§ **Exercise task**
From the listing below, tally the lines that include "Adresse". Return only the total.

§ **Information supplied**
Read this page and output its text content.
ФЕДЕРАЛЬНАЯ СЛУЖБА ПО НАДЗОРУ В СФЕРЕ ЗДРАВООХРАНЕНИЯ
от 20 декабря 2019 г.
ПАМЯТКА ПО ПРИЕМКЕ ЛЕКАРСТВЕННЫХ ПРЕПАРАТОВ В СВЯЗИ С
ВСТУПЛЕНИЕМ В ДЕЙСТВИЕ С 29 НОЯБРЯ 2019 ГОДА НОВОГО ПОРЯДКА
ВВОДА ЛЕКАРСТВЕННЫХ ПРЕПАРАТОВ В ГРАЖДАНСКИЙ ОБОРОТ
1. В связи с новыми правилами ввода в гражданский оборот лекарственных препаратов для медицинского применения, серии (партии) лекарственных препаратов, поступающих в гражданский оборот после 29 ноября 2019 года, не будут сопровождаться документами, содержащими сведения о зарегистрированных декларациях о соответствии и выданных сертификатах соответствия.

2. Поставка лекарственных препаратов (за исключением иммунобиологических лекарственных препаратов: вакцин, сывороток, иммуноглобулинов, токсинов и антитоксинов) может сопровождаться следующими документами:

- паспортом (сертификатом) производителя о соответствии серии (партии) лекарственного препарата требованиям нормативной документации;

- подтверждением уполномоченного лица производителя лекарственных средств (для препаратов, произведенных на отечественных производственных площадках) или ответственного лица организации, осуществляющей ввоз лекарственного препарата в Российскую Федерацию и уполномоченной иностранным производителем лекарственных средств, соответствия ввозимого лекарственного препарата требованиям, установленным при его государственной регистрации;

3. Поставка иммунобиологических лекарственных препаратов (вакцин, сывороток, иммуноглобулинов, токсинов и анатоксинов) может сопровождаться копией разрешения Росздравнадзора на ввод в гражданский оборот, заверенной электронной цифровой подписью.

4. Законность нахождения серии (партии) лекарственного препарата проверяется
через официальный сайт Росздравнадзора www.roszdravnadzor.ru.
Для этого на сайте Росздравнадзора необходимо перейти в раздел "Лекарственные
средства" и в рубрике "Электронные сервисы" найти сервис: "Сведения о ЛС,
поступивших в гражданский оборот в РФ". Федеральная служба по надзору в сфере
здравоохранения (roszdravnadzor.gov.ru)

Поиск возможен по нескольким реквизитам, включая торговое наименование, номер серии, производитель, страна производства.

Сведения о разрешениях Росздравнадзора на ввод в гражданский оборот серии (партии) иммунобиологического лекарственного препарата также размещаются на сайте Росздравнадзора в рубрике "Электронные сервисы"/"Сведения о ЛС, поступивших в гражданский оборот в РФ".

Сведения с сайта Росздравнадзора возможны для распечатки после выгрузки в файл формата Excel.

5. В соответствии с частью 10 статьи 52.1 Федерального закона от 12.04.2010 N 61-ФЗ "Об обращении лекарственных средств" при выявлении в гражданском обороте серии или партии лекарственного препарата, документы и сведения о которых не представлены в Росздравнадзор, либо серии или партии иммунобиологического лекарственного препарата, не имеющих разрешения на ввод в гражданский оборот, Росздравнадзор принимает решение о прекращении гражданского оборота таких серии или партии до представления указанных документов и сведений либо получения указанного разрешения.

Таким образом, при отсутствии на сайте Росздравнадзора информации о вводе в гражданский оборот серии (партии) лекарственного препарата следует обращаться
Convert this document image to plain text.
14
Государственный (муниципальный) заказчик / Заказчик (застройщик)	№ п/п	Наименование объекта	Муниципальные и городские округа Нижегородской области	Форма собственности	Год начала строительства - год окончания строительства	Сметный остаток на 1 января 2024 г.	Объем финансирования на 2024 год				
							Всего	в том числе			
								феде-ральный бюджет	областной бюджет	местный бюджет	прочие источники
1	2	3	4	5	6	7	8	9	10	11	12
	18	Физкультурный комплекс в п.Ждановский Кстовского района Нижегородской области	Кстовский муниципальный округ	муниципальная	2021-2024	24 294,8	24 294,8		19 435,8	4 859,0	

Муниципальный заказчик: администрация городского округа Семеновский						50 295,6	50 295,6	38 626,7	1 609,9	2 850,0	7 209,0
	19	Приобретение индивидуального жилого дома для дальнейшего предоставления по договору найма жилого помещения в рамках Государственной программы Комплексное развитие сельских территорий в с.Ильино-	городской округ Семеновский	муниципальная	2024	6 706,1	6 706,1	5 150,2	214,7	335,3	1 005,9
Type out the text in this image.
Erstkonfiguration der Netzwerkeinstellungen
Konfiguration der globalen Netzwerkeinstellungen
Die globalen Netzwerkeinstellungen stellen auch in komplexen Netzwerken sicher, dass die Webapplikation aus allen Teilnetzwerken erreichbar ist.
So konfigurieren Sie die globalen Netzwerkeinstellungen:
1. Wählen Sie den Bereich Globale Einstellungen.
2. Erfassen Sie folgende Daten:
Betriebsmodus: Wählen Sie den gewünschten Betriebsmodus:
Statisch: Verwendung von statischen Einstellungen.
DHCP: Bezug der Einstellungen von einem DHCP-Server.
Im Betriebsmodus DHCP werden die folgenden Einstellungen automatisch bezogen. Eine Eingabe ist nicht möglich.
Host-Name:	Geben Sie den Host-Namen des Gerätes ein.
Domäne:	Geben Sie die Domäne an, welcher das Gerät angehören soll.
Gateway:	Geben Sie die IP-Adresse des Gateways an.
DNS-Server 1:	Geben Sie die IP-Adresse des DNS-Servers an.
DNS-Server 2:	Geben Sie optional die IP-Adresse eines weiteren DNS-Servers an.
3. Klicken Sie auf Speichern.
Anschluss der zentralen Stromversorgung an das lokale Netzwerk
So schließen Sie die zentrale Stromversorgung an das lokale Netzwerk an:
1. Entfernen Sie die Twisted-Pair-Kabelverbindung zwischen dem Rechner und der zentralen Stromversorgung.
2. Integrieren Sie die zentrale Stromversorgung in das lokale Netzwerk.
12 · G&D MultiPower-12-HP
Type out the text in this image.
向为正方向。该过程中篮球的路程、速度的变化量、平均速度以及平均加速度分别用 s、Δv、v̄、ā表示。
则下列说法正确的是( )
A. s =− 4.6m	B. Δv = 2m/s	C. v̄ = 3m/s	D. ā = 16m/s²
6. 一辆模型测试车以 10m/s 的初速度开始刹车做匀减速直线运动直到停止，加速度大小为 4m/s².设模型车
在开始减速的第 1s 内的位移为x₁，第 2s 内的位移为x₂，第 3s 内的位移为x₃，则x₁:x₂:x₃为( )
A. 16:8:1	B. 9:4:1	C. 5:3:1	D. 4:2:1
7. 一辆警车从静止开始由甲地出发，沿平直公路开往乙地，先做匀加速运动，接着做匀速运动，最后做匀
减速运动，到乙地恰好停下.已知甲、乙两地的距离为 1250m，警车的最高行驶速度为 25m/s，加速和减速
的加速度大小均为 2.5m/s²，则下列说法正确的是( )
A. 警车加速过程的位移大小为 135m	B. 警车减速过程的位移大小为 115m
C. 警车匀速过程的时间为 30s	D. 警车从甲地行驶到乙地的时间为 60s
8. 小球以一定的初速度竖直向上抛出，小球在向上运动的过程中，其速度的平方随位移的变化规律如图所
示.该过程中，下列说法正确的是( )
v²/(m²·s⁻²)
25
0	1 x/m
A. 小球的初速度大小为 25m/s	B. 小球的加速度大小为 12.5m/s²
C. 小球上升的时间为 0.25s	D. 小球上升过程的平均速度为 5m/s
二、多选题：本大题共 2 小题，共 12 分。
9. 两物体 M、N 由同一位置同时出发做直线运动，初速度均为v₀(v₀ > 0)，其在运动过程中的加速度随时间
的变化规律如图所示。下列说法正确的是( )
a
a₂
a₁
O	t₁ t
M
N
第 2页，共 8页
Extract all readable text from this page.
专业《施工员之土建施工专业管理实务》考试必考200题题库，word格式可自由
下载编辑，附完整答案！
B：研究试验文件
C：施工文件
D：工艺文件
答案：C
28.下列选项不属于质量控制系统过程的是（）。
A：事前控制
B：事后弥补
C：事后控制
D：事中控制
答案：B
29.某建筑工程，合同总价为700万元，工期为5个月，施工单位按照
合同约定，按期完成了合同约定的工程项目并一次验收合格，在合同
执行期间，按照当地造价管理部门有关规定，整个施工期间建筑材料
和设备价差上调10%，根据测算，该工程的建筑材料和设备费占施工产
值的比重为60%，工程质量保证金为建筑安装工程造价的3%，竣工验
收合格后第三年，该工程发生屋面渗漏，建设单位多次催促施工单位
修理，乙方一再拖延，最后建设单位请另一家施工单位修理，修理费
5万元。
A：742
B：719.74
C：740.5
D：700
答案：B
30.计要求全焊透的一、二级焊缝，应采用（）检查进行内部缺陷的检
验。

§ **Solution**
3